Excerpts from a figure dataset:
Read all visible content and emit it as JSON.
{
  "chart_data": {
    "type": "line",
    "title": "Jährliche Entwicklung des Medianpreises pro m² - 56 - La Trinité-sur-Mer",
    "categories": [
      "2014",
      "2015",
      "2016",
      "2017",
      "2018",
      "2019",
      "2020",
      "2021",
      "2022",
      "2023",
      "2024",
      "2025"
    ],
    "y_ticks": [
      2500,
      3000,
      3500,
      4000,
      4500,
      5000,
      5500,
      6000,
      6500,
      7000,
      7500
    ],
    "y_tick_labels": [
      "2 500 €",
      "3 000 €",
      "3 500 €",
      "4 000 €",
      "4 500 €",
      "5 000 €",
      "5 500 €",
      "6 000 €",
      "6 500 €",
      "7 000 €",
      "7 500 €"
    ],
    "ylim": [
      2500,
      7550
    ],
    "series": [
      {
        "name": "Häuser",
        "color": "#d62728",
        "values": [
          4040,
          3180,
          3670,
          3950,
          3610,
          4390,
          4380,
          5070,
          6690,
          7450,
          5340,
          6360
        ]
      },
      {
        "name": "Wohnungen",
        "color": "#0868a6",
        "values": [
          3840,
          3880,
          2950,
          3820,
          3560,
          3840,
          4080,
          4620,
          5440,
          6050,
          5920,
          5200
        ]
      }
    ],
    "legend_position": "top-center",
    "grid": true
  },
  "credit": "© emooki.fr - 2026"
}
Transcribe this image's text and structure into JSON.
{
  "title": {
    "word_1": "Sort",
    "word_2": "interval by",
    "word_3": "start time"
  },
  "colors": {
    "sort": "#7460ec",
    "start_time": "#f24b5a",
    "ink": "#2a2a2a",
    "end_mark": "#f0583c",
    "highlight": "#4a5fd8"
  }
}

Stated goal:
Identify each line containing the string "JSON" and copy it out.

Finished answer:
Read all visible content and emit it as JSON.
Transcribe this image's text and structure into JSON.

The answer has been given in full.